PAGE:
--*--

# Unexpected catch of the day



## BuzzBait Brad (Oct 17, 2014)

Got out fishing for bass today and ended up catching this bad boy. My first ever musky! 










I was using medium light gear and a fire tiger pattern rooster tail wasn't expecting to catch a musky at all. The fish hit in between my buddy and I and we weren't but 5 feet away from each other. He got splashed and it scared the living crap out of both of us. I was shaking for 10 minutes afterward. What a rush. I need to start targeting these! 

Shout out to my buddy for his help in a successful catch, picture, and release! The fish swam away with the same amount of force as he hit.


----------



## Aaron2012 (Mar 26, 2014)

That is awesome Brad I bet that was a blast on that light setup.


----------



## Shortdrift (Apr 5, 2004)

Great catch and excellent picture


----------



## 9Left (Jun 23, 2012)

well hot dam!! GREAT catch Brad!


----------



## Saugeye Tom (Oct 6, 2010)

dont tell anyone where ya were  Excellent catch outa the yak to boot!!!


----------



## garhtr (Jan 12, 2009)

Wow ! Nice surprise.
Good luck and Good Fishing


----------



## Earthworms (Dec 15, 2014)

Congrats


----------



## FINMAN (Apr 14, 2004)

Beautiful fish. Good job getting it in without losing everything to those teeth!


----------



## BaitWaster (Oct 25, 2013)

Awesome fish brotha!


----------



## sherman51 (Apr 12, 2011)

you just don't catch them every day. beautiful fish congrats.
sherman


----------



## ML1187 (Mar 13, 2012)

I caught my one and only Musky on a rig similar to yours ... talk about a fight! Awesome fish bro !


----------



## SMBHooker (Jan 3, 2008)

On my goals list BBB.... battling a water dragon from the yak. Beautiful color in that one... and your partner got a great pic. Don't be a sissy and lip it next time. 

I was at CC and had a giant one literally jump out of the water at my crankbait as I pulled the lure from the water. That about stopped my heart and I was shaking for minutes afterwards and I didn't even hook up.


----------



## gLoomisSR781 (Aug 8, 2012)

Congrats! Nice fish/pic!


----------



## MuskyFan (Sep 21, 2016)

Nice fish! Spent 7 hours yesterday with a friend at Cave Run fishing for these critters without seeing one. Think I need to go back to bass fishing to hook up with one...


----------



## Treble (Mar 27, 2017)

Great Catch !!!!!!


----------



## oldstinkyguy (Mar 28, 2010)

--*--

SOURCE RECORDS:
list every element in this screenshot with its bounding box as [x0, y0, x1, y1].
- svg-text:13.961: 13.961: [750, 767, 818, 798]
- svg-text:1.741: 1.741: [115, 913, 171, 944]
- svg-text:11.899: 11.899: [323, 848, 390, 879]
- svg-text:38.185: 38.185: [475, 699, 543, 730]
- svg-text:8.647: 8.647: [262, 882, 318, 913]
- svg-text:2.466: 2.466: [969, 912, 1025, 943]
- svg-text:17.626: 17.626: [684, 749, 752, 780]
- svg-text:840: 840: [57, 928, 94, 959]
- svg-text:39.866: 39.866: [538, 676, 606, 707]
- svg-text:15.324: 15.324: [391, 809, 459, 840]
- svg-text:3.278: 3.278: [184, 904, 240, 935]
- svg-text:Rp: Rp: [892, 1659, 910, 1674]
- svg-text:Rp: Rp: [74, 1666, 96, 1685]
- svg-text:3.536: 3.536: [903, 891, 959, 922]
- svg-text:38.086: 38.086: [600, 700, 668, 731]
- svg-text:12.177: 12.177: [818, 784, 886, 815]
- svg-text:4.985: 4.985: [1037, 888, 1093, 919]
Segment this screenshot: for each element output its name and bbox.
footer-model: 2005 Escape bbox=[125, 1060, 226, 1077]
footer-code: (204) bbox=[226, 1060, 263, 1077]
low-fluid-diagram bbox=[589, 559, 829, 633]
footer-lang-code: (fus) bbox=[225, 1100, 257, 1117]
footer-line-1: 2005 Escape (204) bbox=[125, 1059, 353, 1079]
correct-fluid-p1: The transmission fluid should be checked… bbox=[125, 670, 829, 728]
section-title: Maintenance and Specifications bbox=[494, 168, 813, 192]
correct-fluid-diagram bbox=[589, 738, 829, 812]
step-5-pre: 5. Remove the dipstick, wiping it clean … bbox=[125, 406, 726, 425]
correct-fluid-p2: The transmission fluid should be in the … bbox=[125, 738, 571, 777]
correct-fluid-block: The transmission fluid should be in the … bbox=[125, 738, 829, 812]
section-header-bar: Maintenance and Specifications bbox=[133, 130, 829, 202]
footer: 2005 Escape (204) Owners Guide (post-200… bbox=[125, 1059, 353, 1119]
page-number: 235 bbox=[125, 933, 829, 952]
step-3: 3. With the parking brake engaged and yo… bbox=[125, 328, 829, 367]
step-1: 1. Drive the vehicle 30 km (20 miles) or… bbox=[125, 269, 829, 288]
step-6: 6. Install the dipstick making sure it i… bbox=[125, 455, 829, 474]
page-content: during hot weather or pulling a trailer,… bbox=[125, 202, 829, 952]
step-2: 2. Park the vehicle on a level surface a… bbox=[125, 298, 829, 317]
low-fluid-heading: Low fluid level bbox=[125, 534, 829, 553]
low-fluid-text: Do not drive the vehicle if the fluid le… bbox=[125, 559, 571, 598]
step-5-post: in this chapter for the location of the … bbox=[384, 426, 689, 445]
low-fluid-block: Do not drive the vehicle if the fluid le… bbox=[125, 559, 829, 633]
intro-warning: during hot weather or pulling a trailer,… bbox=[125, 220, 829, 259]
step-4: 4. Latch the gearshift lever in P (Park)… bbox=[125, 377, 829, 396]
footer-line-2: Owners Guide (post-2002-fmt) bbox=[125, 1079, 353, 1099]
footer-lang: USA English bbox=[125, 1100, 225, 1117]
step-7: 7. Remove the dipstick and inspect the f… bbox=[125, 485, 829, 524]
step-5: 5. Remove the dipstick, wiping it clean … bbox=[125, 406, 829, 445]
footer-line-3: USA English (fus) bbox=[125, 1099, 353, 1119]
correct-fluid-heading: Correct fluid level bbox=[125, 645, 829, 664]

--*--

PROBLEMS TO SOLVE:
• a. Edit the records from the start through the line that contains "- svg-text:17.626: 17.626: [684, 749, 752, 780]", replacing "bounding box" with "enclosing rectangle" and keeping everything else the same.
• b. Resume the musky thread from the point where it stops.
The fishing forum thread and the records were taken from unrelated sources.

ANSWERS TO EACH TASK:
• a.
list every element in this screenshot with its enclosing rectangle as [x0, y0, x1, y1].
- svg-text:13.961: 13.961: [750, 767, 818, 798]
- svg-text:1.741: 1.741: [115, 913, 171, 944]
- svg-text:11.899: 11.899: [323, 848, 390, 879]
- svg-text:38.185: 38.185: [475, 699, 543, 730]
- svg-text:8.647: 8.647: [262, 882, 318, 913]
- svg-text:2.466: 2.466: [969, 912, 1025, 943]
- svg-text:17.626: 17.626: [684, 749, 752, 780]

• b.
Thats awesome. I just got back from spending this evening not catching a muskie


----------



## hatteras1 (Jan 18, 2011)

Catching a Muskie by accident is the coolest thing. I think they're in every county of the state.


----------



## hatteras1 (Jan 18, 2011)

MuskyFan said:


> Nice fish! Spent 7 hours yesterday with a friend at Cave Run fishing for these critters without seeing one. Think I need to go back to bass fishing to hook up with one...


(Someone once told me there was a fish to hours ratio for muskies, it was nuts!! kinda like the lottery)


----------



## hatteras1 (Jan 18, 2011)

SMBHooker said:


> On my goals list BBB.... battling a water dragon from the yak. Beautiful color in that one... and your partner got a great pic. Don't be a sissy and lip it next time.
> 
> I was at CC and had a giant one literally jump out of the water at my crankbait as I pulled the lure from the water. That about stopped my heart and I was shaking for minutes afterwards and I didn't even hook up.


They will park under your boat using the shade for cover.. It happened to someone every year we went to Canada at least once.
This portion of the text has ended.